_Task to carry out_
Rename every "reading-cell" in the data to "pronunciation-cell", keeping all other text the same.

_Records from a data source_
* START *

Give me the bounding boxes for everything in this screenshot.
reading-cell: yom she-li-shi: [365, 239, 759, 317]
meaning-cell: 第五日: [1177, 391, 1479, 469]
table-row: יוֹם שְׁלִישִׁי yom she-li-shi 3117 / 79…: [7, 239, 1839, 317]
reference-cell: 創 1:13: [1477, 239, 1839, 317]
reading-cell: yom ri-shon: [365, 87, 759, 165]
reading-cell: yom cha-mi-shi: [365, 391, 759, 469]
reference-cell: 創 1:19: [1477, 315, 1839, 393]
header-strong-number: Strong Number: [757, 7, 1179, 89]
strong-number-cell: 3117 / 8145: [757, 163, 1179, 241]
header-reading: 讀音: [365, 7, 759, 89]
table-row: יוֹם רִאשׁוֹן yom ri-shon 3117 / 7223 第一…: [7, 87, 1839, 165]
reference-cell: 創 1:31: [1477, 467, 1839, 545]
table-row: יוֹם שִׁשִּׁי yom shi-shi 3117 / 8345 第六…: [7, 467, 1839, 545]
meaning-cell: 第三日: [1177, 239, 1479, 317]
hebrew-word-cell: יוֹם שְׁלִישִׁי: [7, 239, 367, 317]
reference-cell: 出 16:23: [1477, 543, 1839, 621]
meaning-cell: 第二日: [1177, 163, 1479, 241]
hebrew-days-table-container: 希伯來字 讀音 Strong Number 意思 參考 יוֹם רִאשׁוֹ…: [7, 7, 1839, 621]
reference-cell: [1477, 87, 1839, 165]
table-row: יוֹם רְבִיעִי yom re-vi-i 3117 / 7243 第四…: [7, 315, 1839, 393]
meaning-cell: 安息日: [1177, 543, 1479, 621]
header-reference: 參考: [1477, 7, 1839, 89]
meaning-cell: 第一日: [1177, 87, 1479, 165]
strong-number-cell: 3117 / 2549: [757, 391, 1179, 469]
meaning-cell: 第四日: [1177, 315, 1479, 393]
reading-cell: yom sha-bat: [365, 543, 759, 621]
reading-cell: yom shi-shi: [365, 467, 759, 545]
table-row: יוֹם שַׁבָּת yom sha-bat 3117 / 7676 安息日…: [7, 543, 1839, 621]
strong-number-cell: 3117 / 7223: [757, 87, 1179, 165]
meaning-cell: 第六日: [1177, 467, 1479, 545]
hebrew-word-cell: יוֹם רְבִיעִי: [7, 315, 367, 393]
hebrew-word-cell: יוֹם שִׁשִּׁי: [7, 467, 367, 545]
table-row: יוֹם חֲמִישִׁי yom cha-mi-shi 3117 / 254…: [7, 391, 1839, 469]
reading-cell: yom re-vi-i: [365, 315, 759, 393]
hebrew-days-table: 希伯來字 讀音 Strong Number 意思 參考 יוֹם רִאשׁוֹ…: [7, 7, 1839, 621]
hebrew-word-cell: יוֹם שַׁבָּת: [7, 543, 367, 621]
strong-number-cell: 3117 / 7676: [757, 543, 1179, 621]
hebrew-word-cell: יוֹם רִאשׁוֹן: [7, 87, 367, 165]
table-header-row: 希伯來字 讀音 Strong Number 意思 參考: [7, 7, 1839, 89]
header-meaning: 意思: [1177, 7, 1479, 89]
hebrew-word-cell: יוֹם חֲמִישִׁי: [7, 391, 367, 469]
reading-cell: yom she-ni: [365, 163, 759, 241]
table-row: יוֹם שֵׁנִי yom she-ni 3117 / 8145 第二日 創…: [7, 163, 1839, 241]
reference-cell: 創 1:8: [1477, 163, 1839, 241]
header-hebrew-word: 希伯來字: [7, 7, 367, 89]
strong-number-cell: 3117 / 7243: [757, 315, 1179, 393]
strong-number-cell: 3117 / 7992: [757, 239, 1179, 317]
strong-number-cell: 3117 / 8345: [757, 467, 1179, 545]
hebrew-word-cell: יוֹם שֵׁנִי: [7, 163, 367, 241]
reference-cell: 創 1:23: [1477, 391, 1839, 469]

* END *

_Written answer_
Give me the bounding boxes for everything in this screenshot.
pronunciation-cell: yom she-li-shi: [365, 239, 759, 317]
meaning-cell: 第五日: [1177, 391, 1479, 469]
table-row: יוֹם שְׁלִישִׁי yom she-li-shi 3117 / 79…: [7, 239, 1839, 317]
reference-cell: 創 1:13: [1477, 239, 1839, 317]
pronunciation-cell: yom ri-shon: [365, 87, 759, 165]
pronunciation-cell: yom cha-mi-shi: [365, 391, 759, 469]
reference-cell: 創 1:19: [1477, 315, 1839, 393]
header-strong-number: Strong Number: [757, 7, 1179, 89]
strong-number-cell: 3117 / 8145: [757, 163, 1179, 241]
header-reading: 讀音: [365, 7, 759, 89]
table-row: יוֹם רִאשׁוֹן yom ri-shon 3117 / 7223 第一…: [7, 87, 1839, 165]
reference-cell: 創 1:31: [1477, 467, 1839, 545]
table-row: יוֹם שִׁשִּׁי yom shi-shi 3117 / 8345 第六…: [7, 467, 1839, 545]
meaning-cell: 第三日: [1177, 239, 1479, 317]
hebrew-word-cell: יוֹם שְׁלִישִׁי: [7, 239, 367, 317]
reference-cell: 出 16:23: [1477, 543, 1839, 621]
meaning-cell: 第二日: [1177, 163, 1479, 241]
hebrew-days-table-container: 希伯來字 讀音 Strong Number 意思 參考 יוֹם רִאשׁוֹ…: [7, 7, 1839, 621]
reference-cell: [1477, 87, 1839, 165]
table-row: יוֹם רְבִיעִי yom re-vi-i 3117 / 7243 第四…: [7, 315, 1839, 393]
meaning-cell: 安息日: [1177, 543, 1479, 621]
header-reference: 參考: [1477, 7, 1839, 89]
meaning-cell: 第一日: [1177, 87, 1479, 165]
strong-number-cell: 3117 / 2549: [757, 391, 1179, 469]
meaning-cell: 第四日: [1177, 315, 1479, 393]
pronunciation-cell: yom sha-bat: [365, 543, 759, 621]
pronunciation-cell: yom shi-shi: [365, 467, 759, 545]
table-row: יוֹם שַׁבָּת yom sha-bat 3117 / 7676 安息日…: [7, 543, 1839, 621]
strong-number-cell: 3117 / 7223: [757, 87, 1179, 165]
meaning-cell: 第六日: [1177, 467, 1479, 545]
hebrew-word-cell: יוֹם רְבִיעִי: [7, 315, 367, 393]
hebrew-word-cell: יוֹם שִׁשִּׁי: [7, 467, 367, 545]
table-row: יוֹם חֲמִישִׁי yom cha-mi-shi 3117 / 254…: [7, 391, 1839, 469]
pronunciation-cell: yom re-vi-i: [365, 315, 759, 393]
hebrew-days-table: 希伯來字 讀音 Strong Number 意思 參考 יוֹם רִאשׁוֹ…: [7, 7, 1839, 621]
hebrew-word-cell: יוֹם שַׁבָּת: [7, 543, 367, 621]
strong-number-cell: 3117 / 7676: [757, 543, 1179, 621]
hebrew-word-cell: יוֹם רִאשׁוֹן: [7, 87, 367, 165]
table-header-row: 希伯來字 讀音 Strong Number 意思 參考: [7, 7, 1839, 89]
header-meaning: 意思: [1177, 7, 1479, 89]
hebrew-word-cell: יוֹם חֲמִישִׁי: [7, 391, 367, 469]
pronunciation-cell: yom she-ni: [365, 163, 759, 241]
table-row: יוֹם שֵׁנִי yom she-ni 3117 / 8145 第二日 創…: [7, 163, 1839, 241]
reference-cell: 創 1:8: [1477, 163, 1839, 241]
header-hebrew-word: 希伯來字: [7, 7, 367, 89]
strong-number-cell: 3117 / 7243: [757, 315, 1179, 393]
strong-number-cell: 3117 / 7992: [757, 239, 1179, 317]
strong-number-cell: 3117 / 8345: [757, 467, 1179, 545]
hebrew-word-cell: יוֹם שֵׁנִי: [7, 163, 367, 241]
reference-cell: 創 1:23: [1477, 391, 1839, 469]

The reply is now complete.